--- start SOURCE DATA ---

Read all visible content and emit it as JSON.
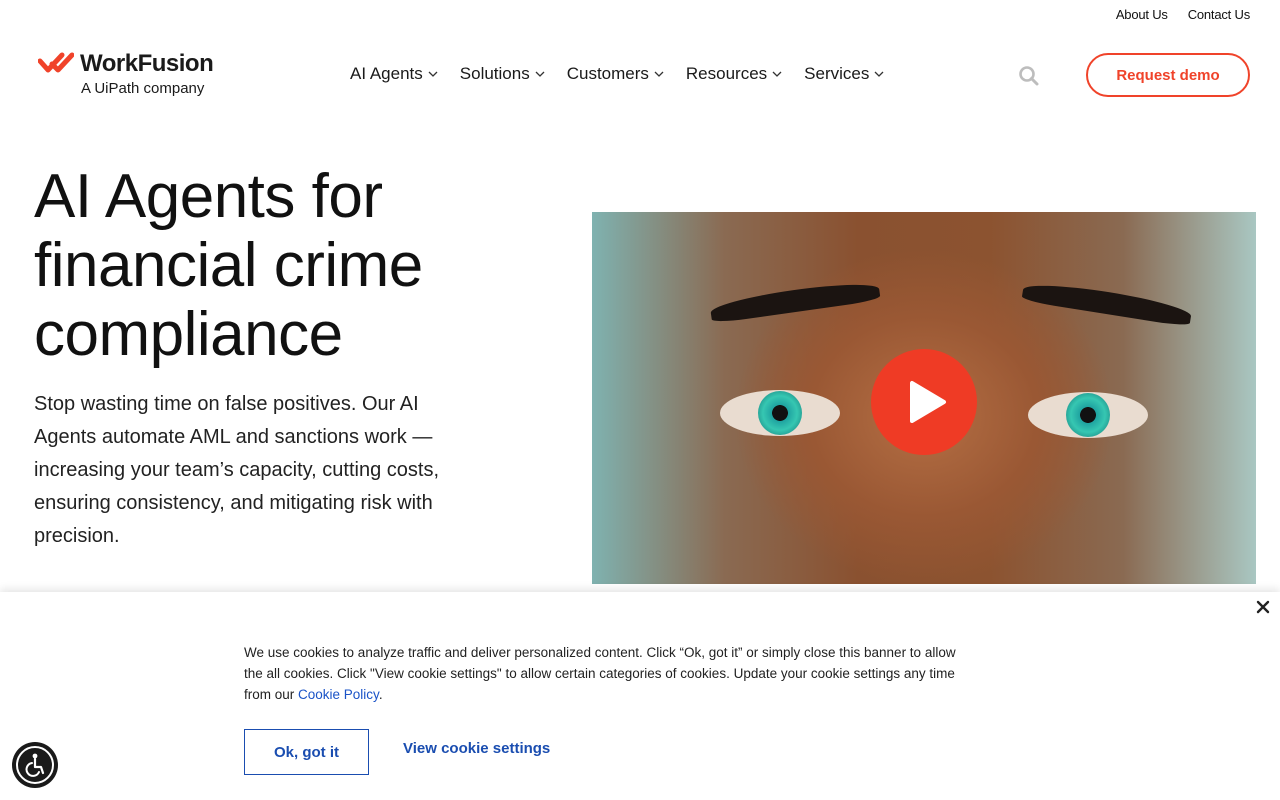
{
  "utility_nav": {
    "about": "About Us",
    "contact": "Contact Us"
  },
  "logo": {
    "name": "WorkFusion",
    "tagline": "A UiPath company"
  },
  "nav": {
    "items": [
      {
        "label": "AI Agents"
      },
      {
        "label": "Solutions"
      },
      {
        "label": "Customers"
      },
      {
        "label": "Resources"
      },
      {
        "label": "Services"
      }
    ],
    "cta": "Request demo"
  },
  "hero": {
    "title": "AI Agents for financial crime compliance",
    "subtitle": "Stop wasting time on false positives. Our AI Agents automate AML and sanctions work — increasing your team’s capacity, cutting costs, ensuring consistency, and mitigating risk with precision."
  },
  "cookie_banner": {
    "text": "We use cookies to analyze traffic and deliver personalized content. Click “Ok, got it” or simply close this banner to allow the all cookies. Click \"View cookie settings\" to allow certain categories of cookies. Update your cookie settings any time from our ",
    "policy_link": "Cookie Policy",
    "ok": "Ok, got it",
    "settings": "View cookie settings"
  },
  "colors": {
    "accent": "#f0432a",
    "link": "#1a4db0"
  }
}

--- end SOURCE DATA ---

#### [SET PROBLEM]
Return each line of the data, keeping its wording exact and omitting pictures.

#### [WRITTEN SOLUTION]
Read all visible content and emit it as JSON.
{
  "utility_nav": {
    "about": "About Us",
    "contact": "Contact Us"
  },
  "logo": {
    "name": "WorkFusion",
    "tagline": "A UiPath company"
  },
  "nav": {
    "items": [
      {
        "label": "AI Agents"
      },
      {
        "label": "Solutions"
      },
      {
        "label": "Customers"
      },
      {
        "label": "Resources"
      },
      {
        "label": "Services"
      }
    ],
    "cta": "Request demo"
  },
  "hero": {
    "title": "AI Agents for financial crime compliance",
    "subtitle": "Stop wasting time on false positives. Our AI Agents automate AML and sanctions work — increasing your team’s capacity, cutting costs, ensuring consistency, and mitigating risk with precision."
  },
  "cookie_banner": {
    "text": "We use cookies to analyze traffic and deliver personalized content. Click “Ok, got it” or simply close this banner to allow the all cookies. Click \"View cookie settings\" to allow certain categories of cookies. Update your cookie settings any time from our ",
    "policy_link": "Cookie Policy",
    "ok": "Ok, got it",
    "settings": "View cookie settings"
  },
  "colors": {
    "accent": "#f0432a",
    "link": "#1a4db0"
  }
}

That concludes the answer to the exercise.